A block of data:
★ ★ ★ ★ ★ ★ ★
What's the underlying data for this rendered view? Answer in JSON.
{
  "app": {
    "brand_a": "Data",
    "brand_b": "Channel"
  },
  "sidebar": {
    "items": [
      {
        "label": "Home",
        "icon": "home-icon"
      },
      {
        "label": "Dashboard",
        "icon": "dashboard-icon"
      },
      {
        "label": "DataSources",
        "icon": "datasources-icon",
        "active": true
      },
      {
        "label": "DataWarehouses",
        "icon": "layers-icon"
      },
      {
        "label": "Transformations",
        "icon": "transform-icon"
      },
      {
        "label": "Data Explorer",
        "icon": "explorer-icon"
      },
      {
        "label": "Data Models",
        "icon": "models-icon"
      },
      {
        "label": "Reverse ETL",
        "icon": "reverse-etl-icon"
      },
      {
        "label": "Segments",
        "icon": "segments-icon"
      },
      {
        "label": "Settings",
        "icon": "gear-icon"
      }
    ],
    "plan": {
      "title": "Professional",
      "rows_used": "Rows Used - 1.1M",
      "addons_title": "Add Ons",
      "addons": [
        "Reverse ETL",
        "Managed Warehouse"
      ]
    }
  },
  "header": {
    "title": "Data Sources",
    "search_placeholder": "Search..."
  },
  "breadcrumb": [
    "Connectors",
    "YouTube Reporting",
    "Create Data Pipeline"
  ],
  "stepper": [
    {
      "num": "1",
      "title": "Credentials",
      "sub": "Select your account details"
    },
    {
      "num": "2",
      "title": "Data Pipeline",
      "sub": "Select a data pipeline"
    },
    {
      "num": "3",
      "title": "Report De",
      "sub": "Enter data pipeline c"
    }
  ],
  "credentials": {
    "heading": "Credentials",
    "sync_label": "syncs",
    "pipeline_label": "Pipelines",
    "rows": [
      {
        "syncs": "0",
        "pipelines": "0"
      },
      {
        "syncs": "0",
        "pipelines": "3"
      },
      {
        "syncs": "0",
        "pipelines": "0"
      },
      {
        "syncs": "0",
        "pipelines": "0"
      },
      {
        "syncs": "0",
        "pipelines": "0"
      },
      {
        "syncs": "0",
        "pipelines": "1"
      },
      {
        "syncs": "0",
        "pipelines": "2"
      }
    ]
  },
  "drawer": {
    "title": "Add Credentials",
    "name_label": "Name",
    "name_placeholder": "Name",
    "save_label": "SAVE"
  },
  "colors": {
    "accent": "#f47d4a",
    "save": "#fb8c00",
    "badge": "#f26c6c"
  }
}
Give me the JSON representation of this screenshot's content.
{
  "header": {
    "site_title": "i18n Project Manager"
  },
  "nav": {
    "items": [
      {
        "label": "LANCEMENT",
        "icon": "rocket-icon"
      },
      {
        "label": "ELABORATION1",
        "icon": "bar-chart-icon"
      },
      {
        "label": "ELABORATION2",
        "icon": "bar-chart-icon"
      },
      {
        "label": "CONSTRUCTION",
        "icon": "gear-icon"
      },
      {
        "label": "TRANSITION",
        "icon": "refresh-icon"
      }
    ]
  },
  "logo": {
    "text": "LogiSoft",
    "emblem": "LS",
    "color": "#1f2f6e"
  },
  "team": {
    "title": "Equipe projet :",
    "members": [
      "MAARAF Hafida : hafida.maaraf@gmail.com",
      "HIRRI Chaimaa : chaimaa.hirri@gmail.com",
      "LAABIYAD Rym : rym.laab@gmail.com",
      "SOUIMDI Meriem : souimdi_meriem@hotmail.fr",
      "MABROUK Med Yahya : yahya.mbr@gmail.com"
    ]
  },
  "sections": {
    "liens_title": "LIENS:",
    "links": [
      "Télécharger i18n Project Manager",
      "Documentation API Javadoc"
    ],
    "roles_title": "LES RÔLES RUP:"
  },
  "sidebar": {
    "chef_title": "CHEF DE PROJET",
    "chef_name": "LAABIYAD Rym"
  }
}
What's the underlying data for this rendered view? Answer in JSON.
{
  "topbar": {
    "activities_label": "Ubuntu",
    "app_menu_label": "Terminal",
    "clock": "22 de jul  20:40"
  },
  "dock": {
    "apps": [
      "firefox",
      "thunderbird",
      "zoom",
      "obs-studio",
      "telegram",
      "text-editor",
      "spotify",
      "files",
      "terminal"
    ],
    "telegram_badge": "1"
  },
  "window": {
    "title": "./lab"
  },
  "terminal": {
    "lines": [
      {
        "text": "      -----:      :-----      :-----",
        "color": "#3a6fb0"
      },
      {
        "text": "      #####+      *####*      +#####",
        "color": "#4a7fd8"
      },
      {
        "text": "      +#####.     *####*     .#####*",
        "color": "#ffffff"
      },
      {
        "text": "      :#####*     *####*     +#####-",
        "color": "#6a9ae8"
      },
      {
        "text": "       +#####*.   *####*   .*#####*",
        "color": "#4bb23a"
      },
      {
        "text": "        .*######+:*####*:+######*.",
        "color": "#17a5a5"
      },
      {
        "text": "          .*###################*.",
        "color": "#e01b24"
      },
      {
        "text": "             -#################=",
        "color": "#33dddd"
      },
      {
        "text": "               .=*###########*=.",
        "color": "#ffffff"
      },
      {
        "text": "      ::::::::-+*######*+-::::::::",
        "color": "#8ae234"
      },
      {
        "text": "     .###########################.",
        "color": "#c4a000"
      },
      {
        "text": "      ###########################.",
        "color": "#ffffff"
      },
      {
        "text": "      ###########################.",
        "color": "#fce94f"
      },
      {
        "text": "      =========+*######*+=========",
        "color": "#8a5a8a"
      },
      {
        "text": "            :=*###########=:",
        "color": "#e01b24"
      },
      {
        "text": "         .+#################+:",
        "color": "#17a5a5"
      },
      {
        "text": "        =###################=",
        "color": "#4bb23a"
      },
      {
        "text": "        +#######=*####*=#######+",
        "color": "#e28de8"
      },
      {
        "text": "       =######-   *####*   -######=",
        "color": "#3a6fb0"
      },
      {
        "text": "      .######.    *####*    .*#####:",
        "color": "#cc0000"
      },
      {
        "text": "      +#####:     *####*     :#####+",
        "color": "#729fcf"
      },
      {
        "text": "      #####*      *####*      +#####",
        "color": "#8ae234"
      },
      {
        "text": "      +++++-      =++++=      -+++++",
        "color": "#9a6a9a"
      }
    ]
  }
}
★ ★ ★ ★ ★ ★ ★
### DIRECTIONS
Write out the complete set of records exactly as given.

### SOLUTION TO THE PROBLEM
What's the underlying data for this rendered view? Answer in JSON.
{
  "app": {
    "brand_a": "Data",
    "brand_b": "Channel"
  },
  "sidebar": {
    "items": [
      {
        "label": "Home",
        "icon": "home-icon"
      },
      {
        "label": "Dashboard",
        "icon": "dashboard-icon"
      },
      {
        "label": "DataSources",
        "icon": "datasources-icon",
        "active": true
      },
      {
        "label": "DataWarehouses",
        "icon": "layers-icon"
      },
      {
        "label": "Transformations",
        "icon": "transform-icon"
      },
      {
        "label": "Data Explorer",
        "icon": "explorer-icon"
      },
      {
        "label": "Data Models",
        "icon": "models-icon"
      },
      {
        "label": "Reverse ETL",
        "icon": "reverse-etl-icon"
      },
      {
        "label": "Segments",
        "icon": "segments-icon"
      },
      {
        "label": "Settings",
        "icon": "gear-icon"
      }
    ],
    "plan": {
      "title": "Professional",
      "rows_used": "Rows Used - 1.1M",
      "addons_title": "Add Ons",
      "addons": [
        "Reverse ETL",
        "Managed Warehouse"
      ]
    }
  },
  "header": {
    "title": "Data Sources",
    "search_placeholder": "Search..."
  },
  "breadcrumb": [
    "Connectors",
    "YouTube Reporting",
    "Create Data Pipeline"
  ],
  "stepper": [
    {
      "num": "1",
      "title": "Credentials",
      "sub": "Select your account details"
    },
    {
      "num": "2",
      "title": "Data Pipeline",
      "sub": "Select a data pipeline"
    },
    {
      "num": "3",
      "title": "Report De",
      "sub": "Enter data pipeline c"
    }
  ],
  "credentials": {
    "heading": "Credentials",
    "sync_label": "syncs",
    "pipeline_label": "Pipelines",
    "rows": [
      {
        "syncs": "0",
        "pipelines": "0"
      },
      {
        "syncs": "0",
        "pipelines": "3"
      },
      {
        "syncs": "0",
        "pipelines": "0"
      },
      {
        "syncs": "0",
        "pipelines": "0"
      },
      {
        "syncs": "0",
        "pipelines": "0"
      },
      {
        "syncs": "0",
        "pipelines": "1"
      },
      {
        "syncs": "0",
        "pipelines": "2"
      }
    ]
  },
  "drawer": {
    "title": "Add Credentials",
    "name_label": "Name",
    "name_placeholder": "Name",
    "save_label": "SAVE"
  },
  "colors": {
    "accent": "#f47d4a",
    "save": "#fb8c00",
    "badge": "#f26c6c"
  }
}
Give me the JSON representation of this screenshot's content.
{
  "header": {
    "site_title": "i18n Project Manager"
  },
  "nav": {
    "items": [
      {
        "label": "LANCEMENT",
        "icon": "rocket-icon"
      },
      {
        "label": "ELABORATION1",
        "icon": "bar-chart-icon"
      },
      {
        "label": "ELABORATION2",
        "icon": "bar-chart-icon"
      },
      {
        "label": "CONSTRUCTION",
        "icon": "gear-icon"
      },
      {
        "label": "TRANSITION",
        "icon": "refresh-icon"
      }
    ]
  },
  "logo": {
    "text": "LogiSoft",
    "emblem": "LS",
    "color": "#1f2f6e"
  },
  "team": {
    "title": "Equipe projet :",
    "members": [
      "MAARAF Hafida : hafida.maaraf@gmail.com",
      "HIRRI Chaimaa : chaimaa.hirri@gmail.com",
      "LAABIYAD Rym : rym.laab@gmail.com",
      "SOUIMDI Meriem : souimdi_meriem@hotmail.fr",
      "MABROUK Med Yahya : yahya.mbr@gmail.com"
    ]
  },
  "sections": {
    "liens_title": "LIENS:",
    "links": [
      "Télécharger i18n Project Manager",
      "Documentation API Javadoc"
    ],
    "roles_title": "LES RÔLES RUP:"
  },
  "sidebar": {
    "chef_title": "CHEF DE PROJET",
    "chef_name": "LAABIYAD Rym"
  }
}
What's the underlying data for this rendered view? Answer in JSON.
{
  "topbar": {
    "activities_label": "Ubuntu",
    "app_menu_label": "Terminal",
    "clock": "22 de jul  20:40"
  },
  "dock": {
    "apps": [
      "firefox",
      "thunderbird",
      "zoom",
      "obs-studio",
      "telegram",
      "text-editor",
      "spotify",
      "files",
      "terminal"
    ],
    "telegram_badge": "1"
  },
  "window": {
    "title": "./lab"
  },
  "terminal": {
    "lines": [
      {
        "text": "      -----:      :-----      :-----",
        "color": "#3a6fb0"
      },
      {
        "text": "      #####+      *####*      +#####",
        "color": "#4a7fd8"
      },
      {
        "text": "      +#####.     *####*     .#####*",
        "color": "#ffffff"
      },
      {
        "text": "      :#####*     *####*     +#####-",
        "color": "#6a9ae8"
      },
      {
        "text": "       +#####*.   *####*   .*#####*",
        "color": "#4bb23a"
      },
      {
        "text": "        .*######+:*####*:+######*.",
        "color": "#17a5a5"
      },
      {
        "text": "          .*###################*.",
        "color": "#e01b24"
      },
      {
        "text": "             -#################=",
        "color": "#33dddd"
      },
      {
        "text": "               .=*###########*=.",
        "color": "#ffffff"
      },
      {
        "text": "      ::::::::-+*######*+-::::::::",
        "color": "#8ae234"
      },
      {
        "text": "     .###########################.",
        "color": "#c4a000"
      },
      {
        "text": "      ###########################.",
        "color": "#ffffff"
      },
      {
        "text": "      ###########################.",
        "color": "#fce94f"
      },
      {
        "text": "      =========+*######*+=========",
        "color": "#8a5a8a"
      },
      {
        "text": "            :=*###########=:",
        "color": "#e01b24"
      },
      {
        "text": "         .+#################+:",
        "color": "#17a5a5"
      },
      {
        "text": "        =###################=",
        "color": "#4bb23a"
      },
      {
        "text": "        +#######=*####*=#######+",
        "color": "#e28de8"
      },
      {
        "text": "       =######-   *####*   -######=",
        "color": "#3a6fb0"
      },
      {
        "text": "      .######.    *####*    .*#####:",
        "color": "#cc0000"
      },
      {
        "text": "      +#####:     *####*     :#####+",
        "color": "#729fcf"
      },
      {
        "text": "      #####*      *####*      +#####",
        "color": "#8ae234"
      },
      {
        "text": "      +++++-      =++++=      -+++++",
        "color": "#9a6a9a"
      }
    ]
  }
}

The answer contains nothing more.